Stored entries:
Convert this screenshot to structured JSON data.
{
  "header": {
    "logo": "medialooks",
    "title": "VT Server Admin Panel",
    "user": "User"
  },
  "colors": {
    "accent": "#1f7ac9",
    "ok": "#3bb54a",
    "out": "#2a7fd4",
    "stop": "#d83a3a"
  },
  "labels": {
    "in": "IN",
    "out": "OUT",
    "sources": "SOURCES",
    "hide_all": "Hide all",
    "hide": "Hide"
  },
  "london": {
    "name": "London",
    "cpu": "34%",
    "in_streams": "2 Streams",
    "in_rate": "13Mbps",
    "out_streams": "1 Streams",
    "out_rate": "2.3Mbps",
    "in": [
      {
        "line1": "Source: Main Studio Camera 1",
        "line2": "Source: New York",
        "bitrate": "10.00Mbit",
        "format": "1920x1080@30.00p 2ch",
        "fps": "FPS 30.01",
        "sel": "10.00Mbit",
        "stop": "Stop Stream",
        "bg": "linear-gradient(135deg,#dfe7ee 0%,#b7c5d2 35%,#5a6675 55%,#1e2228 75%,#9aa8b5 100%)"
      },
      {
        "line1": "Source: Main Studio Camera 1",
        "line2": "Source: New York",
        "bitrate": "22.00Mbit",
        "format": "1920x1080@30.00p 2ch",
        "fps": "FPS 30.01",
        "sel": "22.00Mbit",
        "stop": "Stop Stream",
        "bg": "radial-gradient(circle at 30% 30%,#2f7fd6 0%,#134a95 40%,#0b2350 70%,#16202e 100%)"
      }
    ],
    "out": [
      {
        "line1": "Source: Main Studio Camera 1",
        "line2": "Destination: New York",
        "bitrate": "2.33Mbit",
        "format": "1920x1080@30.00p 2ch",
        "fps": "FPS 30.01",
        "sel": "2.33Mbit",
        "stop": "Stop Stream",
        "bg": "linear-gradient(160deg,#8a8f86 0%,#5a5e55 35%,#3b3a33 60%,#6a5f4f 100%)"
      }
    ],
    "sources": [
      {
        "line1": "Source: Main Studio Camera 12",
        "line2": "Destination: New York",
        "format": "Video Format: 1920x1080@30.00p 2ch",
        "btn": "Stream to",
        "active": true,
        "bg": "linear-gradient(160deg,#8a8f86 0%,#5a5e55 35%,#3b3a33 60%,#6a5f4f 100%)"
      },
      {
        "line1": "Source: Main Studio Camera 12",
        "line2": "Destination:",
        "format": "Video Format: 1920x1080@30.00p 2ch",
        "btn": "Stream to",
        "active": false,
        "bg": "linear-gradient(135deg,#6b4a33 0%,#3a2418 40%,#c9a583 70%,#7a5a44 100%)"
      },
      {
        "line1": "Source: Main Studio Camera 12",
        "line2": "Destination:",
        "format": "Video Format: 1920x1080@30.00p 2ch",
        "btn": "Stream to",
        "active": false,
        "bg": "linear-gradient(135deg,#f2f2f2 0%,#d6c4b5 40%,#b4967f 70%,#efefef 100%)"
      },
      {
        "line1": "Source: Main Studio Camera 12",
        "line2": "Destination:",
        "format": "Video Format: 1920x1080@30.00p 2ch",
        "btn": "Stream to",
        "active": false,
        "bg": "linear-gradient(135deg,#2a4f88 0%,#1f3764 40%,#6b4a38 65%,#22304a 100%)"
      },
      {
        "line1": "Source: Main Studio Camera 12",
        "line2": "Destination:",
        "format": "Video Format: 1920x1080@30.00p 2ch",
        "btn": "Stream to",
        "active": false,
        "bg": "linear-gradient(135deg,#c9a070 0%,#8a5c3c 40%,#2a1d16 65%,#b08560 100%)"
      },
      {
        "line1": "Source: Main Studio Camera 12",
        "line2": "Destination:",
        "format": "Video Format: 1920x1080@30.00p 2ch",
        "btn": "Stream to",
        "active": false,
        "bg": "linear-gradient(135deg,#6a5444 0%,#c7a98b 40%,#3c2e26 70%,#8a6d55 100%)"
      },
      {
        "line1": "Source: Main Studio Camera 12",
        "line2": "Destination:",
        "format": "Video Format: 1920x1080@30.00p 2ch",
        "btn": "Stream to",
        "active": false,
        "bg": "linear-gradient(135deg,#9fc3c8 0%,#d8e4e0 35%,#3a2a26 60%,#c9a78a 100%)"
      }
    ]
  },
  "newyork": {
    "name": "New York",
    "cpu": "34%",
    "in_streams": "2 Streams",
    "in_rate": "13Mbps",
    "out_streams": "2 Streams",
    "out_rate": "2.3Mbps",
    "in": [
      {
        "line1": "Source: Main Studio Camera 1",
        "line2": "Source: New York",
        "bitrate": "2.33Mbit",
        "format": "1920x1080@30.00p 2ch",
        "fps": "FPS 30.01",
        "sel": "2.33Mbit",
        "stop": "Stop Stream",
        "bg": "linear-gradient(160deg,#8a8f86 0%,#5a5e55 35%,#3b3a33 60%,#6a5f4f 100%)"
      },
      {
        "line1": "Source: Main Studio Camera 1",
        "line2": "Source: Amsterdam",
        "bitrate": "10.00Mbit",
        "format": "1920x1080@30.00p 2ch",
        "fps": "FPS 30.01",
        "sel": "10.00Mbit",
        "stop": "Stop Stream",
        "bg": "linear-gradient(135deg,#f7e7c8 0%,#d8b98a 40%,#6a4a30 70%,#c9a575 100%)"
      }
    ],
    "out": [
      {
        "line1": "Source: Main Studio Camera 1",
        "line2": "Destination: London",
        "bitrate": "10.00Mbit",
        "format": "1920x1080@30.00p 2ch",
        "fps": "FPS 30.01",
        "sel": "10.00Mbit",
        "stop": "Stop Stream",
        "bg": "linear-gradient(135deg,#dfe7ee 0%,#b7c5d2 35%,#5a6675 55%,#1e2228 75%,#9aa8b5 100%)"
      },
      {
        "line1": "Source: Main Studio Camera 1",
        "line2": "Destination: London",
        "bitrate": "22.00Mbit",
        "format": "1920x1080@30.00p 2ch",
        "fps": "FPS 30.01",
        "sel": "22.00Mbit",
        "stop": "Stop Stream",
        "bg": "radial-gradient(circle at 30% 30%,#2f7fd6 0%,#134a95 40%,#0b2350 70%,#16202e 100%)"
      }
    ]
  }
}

*Task goal*.
Write out every entry above, word for word.

*Exercise result*.
Convert this screenshot to structured JSON data.
{
  "header": {
    "logo": "medialooks",
    "title": "VT Server Admin Panel",
    "user": "User"
  },
  "colors": {
    "accent": "#1f7ac9",
    "ok": "#3bb54a",
    "out": "#2a7fd4",
    "stop": "#d83a3a"
  },
  "labels": {
    "in": "IN",
    "out": "OUT",
    "sources": "SOURCES",
    "hide_all": "Hide all",
    "hide": "Hide"
  },
  "london": {
    "name": "London",
    "cpu": "34%",
    "in_streams": "2 Streams",
    "in_rate": "13Mbps",
    "out_streams": "1 Streams",
    "out_rate": "2.3Mbps",
    "in": [
      {
        "line1": "Source: Main Studio Camera 1",
        "line2": "Source: New York",
        "bitrate": "10.00Mbit",
        "format": "1920x1080@30.00p 2ch",
        "fps": "FPS 30.01",
        "sel": "10.00Mbit",
        "stop": "Stop Stream",
        "bg": "linear-gradient(135deg,#dfe7ee 0%,#b7c5d2 35%,#5a6675 55%,#1e2228 75%,#9aa8b5 100%)"
      },
      {
        "line1": "Source: Main Studio Camera 1",
        "line2": "Source: New York",
        "bitrate": "22.00Mbit",
        "format": "1920x1080@30.00p 2ch",
        "fps": "FPS 30.01",
        "sel": "22.00Mbit",
        "stop": "Stop Stream",
        "bg": "radial-gradient(circle at 30% 30%,#2f7fd6 0%,#134a95 40%,#0b2350 70%,#16202e 100%)"
      }
    ],
    "out": [
      {
        "line1": "Source: Main Studio Camera 1",
        "line2": "Destination: New York",
        "bitrate": "2.33Mbit",
        "format": "1920x1080@30.00p 2ch",
        "fps": "FPS 30.01",
        "sel": "2.33Mbit",
        "stop": "Stop Stream",
        "bg": "linear-gradient(160deg,#8a8f86 0%,#5a5e55 35%,#3b3a33 60%,#6a5f4f 100%)"
      }
    ],
    "sources": [
      {
        "line1": "Source: Main Studio Camera 12",
        "line2": "Destination: New York",
        "format": "Video Format: 1920x1080@30.00p 2ch",
        "btn": "Stream to",
        "active": true,
        "bg": "linear-gradient(160deg,#8a8f86 0%,#5a5e55 35%,#3b3a33 60%,#6a5f4f 100%)"
      },
      {
        "line1": "Source: Main Studio Camera 12",
        "line2": "Destination:",
        "format": "Video Format: 1920x1080@30.00p 2ch",
        "btn": "Stream to",
        "active": false,
        "bg": "linear-gradient(135deg,#6b4a33 0%,#3a2418 40%,#c9a583 70%,#7a5a44 100%)"
      },
      {
        "line1": "Source: Main Studio Camera 12",
        "line2": "Destination:",
        "format": "Video Format: 1920x1080@30.00p 2ch",
        "btn": "Stream to",
        "active": false,
        "bg": "linear-gradient(135deg,#f2f2f2 0%,#d6c4b5 40%,#b4967f 70%,#efefef 100%)"
      },
      {
        "line1": "Source: Main Studio Camera 12",
        "line2": "Destination:",
        "format": "Video Format: 1920x1080@30.00p 2ch",
        "btn": "Stream to",
        "active": false,
        "bg": "linear-gradient(135deg,#2a4f88 0%,#1f3764 40%,#6b4a38 65%,#22304a 100%)"
      },
      {
        "line1": "Source: Main Studio Camera 12",
        "line2": "Destination:",
        "format": "Video Format: 1920x1080@30.00p 2ch",
        "btn": "Stream to",
        "active": false,
        "bg": "linear-gradient(135deg,#c9a070 0%,#8a5c3c 40%,#2a1d16 65%,#b08560 100%)"
      },
      {
        "line1": "Source: Main Studio Camera 12",
        "line2": "Destination:",
        "format": "Video Format: 1920x1080@30.00p 2ch",
        "btn": "Stream to",
        "active": false,
        "bg": "linear-gradient(135deg,#6a5444 0%,#c7a98b 40%,#3c2e26 70%,#8a6d55 100%)"
      },
      {
        "line1": "Source: Main Studio Camera 12",
        "line2": "Destination:",
        "format": "Video Format: 1920x1080@30.00p 2ch",
        "btn": "Stream to",
        "active": false,
        "bg": "linear-gradient(135deg,#9fc3c8 0%,#d8e4e0 35%,#3a2a26 60%,#c9a78a 100%)"
      }
    ]
  },
  "newyork": {
    "name": "New York",
    "cpu": "34%",
    "in_streams": "2 Streams",
    "in_rate": "13Mbps",
    "out_streams": "2 Streams",
    "out_rate": "2.3Mbps",
    "in": [
      {
        "line1": "Source: Main Studio Camera 1",
        "line2": "Source: New York",
        "bitrate": "2.33Mbit",
        "format": "1920x1080@30.00p 2ch",
        "fps": "FPS 30.01",
        "sel": "2.33Mbit",
        "stop": "Stop Stream",
        "bg": "linear-gradient(160deg,#8a8f86 0%,#5a5e55 35%,#3b3a33 60%,#6a5f4f 100%)"
      },
      {
        "line1": "Source: Main Studio Camera 1",
        "line2": "Source: Amsterdam",
        "bitrate": "10.00Mbit",
        "format": "1920x1080@30.00p 2ch",
        "fps": "FPS 30.01",
        "sel": "10.00Mbit",
        "stop": "Stop Stream",
        "bg": "linear-gradient(135deg,#f7e7c8 0%,#d8b98a 40%,#6a4a30 70%,#c9a575 100%)"
      }
    ],
    "out": [
      {
        "line1": "Source: Main Studio Camera 1",
        "line2": "Destination: London",
        "bitrate": "10.00Mbit",
        "format": "1920x1080@30.00p 2ch",
        "fps": "FPS 30.01",
        "sel": "10.00Mbit",
        "stop": "Stop Stream",
        "bg": "linear-gradient(135deg,#dfe7ee 0%,#b7c5d2 35%,#5a6675 55%,#1e2228 75%,#9aa8b5 100%)"
      },
      {
        "line1": "Source: Main Studio Camera 1",
        "line2": "Destination: London",
        "bitrate": "22.00Mbit",
        "format": "1920x1080@30.00p 2ch",
        "fps": "FPS 30.01",
        "sel": "22.00Mbit",
        "stop": "Stop Stream",
        "bg": "radial-gradient(circle at 30% 30%,#2f7fd6 0%,#134a95 40%,#0b2350 70%,#16202e 100%)"
      }
    ]
  }
}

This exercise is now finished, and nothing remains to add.